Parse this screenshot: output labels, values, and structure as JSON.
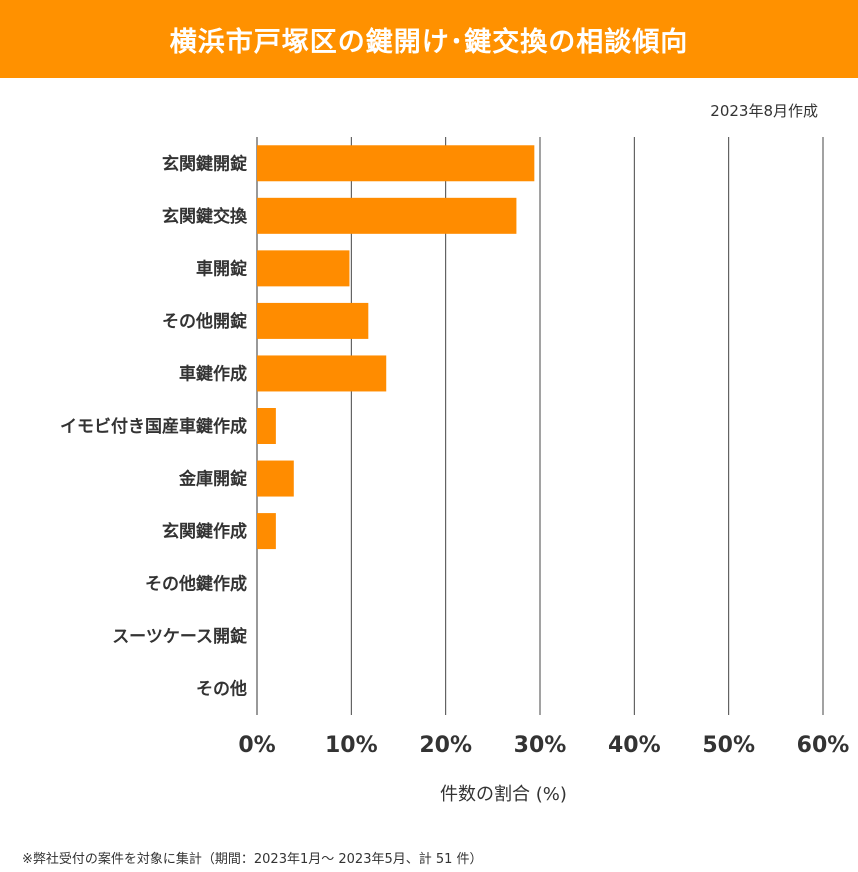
{
  "header": {
    "title": "横浜市戸塚区の鍵開け･鍵交換の相談傾向"
  },
  "date_note": "2023年8月作成",
  "footnote": "※弊社受付の案件を対象に集計（期間：2023年1月～ 2023年5月、計 51 件）",
  "colors": {
    "accent": "#ff9100",
    "bar": "#ff8c00"
  },
  "chart_data": {
    "type": "bar",
    "orientation": "horizontal",
    "categories": [
      "玄関鍵開錠",
      "玄関鍵交換",
      "車開錠",
      "その他開錠",
      "車鍵作成",
      "イモビ付き国産車鍵作成",
      "金庫開錠",
      "玄関鍵作成",
      "その他鍵作成",
      "スーツケース開錠",
      "その他"
    ],
    "values": [
      29.4,
      27.5,
      9.8,
      11.8,
      13.7,
      2.0,
      3.9,
      2.0,
      0,
      0,
      0
    ],
    "xlabel": "件数の割合 (%)",
    "xlim": [
      0,
      60
    ],
    "ticks": [
      "0%",
      "10%",
      "20%",
      "30%",
      "40%",
      "50%",
      "60%"
    ],
    "grid": true
  }
}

============

- _Exercise directions_: Exclude the images and reproduce the remaining data exactly.

- _Written response_:
Parse this screenshot: output labels, values, and structure as JSON.
{
  "header": {
    "title": "横浜市戸塚区の鍵開け･鍵交換の相談傾向"
  },
  "date_note": "2023年8月作成",
  "footnote": "※弊社受付の案件を対象に集計（期間：2023年1月～ 2023年5月、計 51 件）",
  "colors": {
    "accent": "#ff9100",
    "bar": "#ff8c00"
  },
  "chart_data": {
    "type": "bar",
    "orientation": "horizontal",
    "categories": [
      "玄関鍵開錠",
      "玄関鍵交換",
      "車開錠",
      "その他開錠",
      "車鍵作成",
      "イモビ付き国産車鍵作成",
      "金庫開錠",
      "玄関鍵作成",
      "その他鍵作成",
      "スーツケース開錠",
      "その他"
    ],
    "values": [
      29.4,
      27.5,
      9.8,
      11.8,
      13.7,
      2.0,
      3.9,
      2.0,
      0,
      0,
      0
    ],
    "xlabel": "件数の割合 (%)",
    "xlim": [
      0,
      60
    ],
    "ticks": [
      "0%",
      "10%",
      "20%",
      "30%",
      "40%",
      "50%",
      "60%"
    ],
    "grid": true
  }
}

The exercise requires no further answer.